▶ WRITTEN PROBLEM:
Copy every line of the listing exactly.

Stored data:

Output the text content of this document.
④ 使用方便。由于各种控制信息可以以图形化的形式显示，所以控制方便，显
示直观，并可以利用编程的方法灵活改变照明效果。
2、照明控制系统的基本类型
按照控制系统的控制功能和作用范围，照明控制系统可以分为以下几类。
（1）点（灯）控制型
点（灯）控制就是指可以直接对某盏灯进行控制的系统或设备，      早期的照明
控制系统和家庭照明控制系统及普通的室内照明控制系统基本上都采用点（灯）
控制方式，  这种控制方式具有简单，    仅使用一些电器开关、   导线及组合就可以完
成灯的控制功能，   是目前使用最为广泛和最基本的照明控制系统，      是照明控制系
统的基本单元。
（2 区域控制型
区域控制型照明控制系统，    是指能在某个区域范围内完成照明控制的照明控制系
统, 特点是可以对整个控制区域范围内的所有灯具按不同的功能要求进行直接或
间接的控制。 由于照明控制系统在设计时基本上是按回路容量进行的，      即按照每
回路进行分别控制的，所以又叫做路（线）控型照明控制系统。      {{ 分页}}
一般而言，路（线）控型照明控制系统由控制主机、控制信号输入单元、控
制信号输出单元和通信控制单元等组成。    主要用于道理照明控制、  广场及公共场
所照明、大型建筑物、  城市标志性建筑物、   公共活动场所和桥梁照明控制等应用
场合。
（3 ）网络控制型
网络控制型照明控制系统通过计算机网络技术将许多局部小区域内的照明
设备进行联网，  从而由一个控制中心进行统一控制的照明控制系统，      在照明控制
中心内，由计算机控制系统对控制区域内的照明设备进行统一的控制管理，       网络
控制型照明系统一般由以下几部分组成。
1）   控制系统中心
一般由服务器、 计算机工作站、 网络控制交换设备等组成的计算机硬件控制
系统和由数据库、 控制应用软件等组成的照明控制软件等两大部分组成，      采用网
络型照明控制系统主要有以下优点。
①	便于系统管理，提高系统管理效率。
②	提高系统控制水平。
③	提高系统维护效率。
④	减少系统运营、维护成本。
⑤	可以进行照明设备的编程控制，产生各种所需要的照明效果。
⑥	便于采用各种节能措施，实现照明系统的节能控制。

▶ SOLUTION:
Output the text content of this document.
④ 使用方便。由于各种控制信息可以以图形化的形式显示，所以控制方便，显
示直观，并可以利用编程的方法灵活改变照明效果。
2、照明控制系统的基本类型
按照控制系统的控制功能和作用范围，照明控制系统可以分为以下几类。
（1）点（灯）控制型
点（灯）控制就是指可以直接对某盏灯进行控制的系统或设备，      早期的照明
控制系统和家庭照明控制系统及普通的室内照明控制系统基本上都采用点（灯）
控制方式，  这种控制方式具有简单，    仅使用一些电器开关、   导线及组合就可以完
成灯的控制功能，   是目前使用最为广泛和最基本的照明控制系统，      是照明控制系
统的基本单元。
（2 区域控制型
区域控制型照明控制系统，    是指能在某个区域范围内完成照明控制的照明控制系
统, 特点是可以对整个控制区域范围内的所有灯具按不同的功能要求进行直接或
间接的控制。 由于照明控制系统在设计时基本上是按回路容量进行的，      即按照每
回路进行分别控制的，所以又叫做路（线）控型照明控制系统。      {{ 分页}}
一般而言，路（线）控型照明控制系统由控制主机、控制信号输入单元、控
制信号输出单元和通信控制单元等组成。    主要用于道理照明控制、  广场及公共场
所照明、大型建筑物、  城市标志性建筑物、   公共活动场所和桥梁照明控制等应用
场合。
（3 ）网络控制型
网络控制型照明控制系统通过计算机网络技术将许多局部小区域内的照明
设备进行联网，  从而由一个控制中心进行统一控制的照明控制系统，      在照明控制
中心内，由计算机控制系统对控制区域内的照明设备进行统一的控制管理，       网络
控制型照明系统一般由以下几部分组成。
1）   控制系统中心
一般由服务器、 计算机工作站、 网络控制交换设备等组成的计算机硬件控制
系统和由数据库、 控制应用软件等组成的照明控制软件等两大部分组成，      采用网
络型照明控制系统主要有以下优点。
①	便于系统管理，提高系统管理效率。
②	提高系统控制水平。
③	提高系统维护效率。
④	减少系统运营、维护成本。
⑤	可以进行照明设备的编程控制，产生各种所需要的照明效果。
⑥	便于采用各种节能措施，实现照明系统的节能控制。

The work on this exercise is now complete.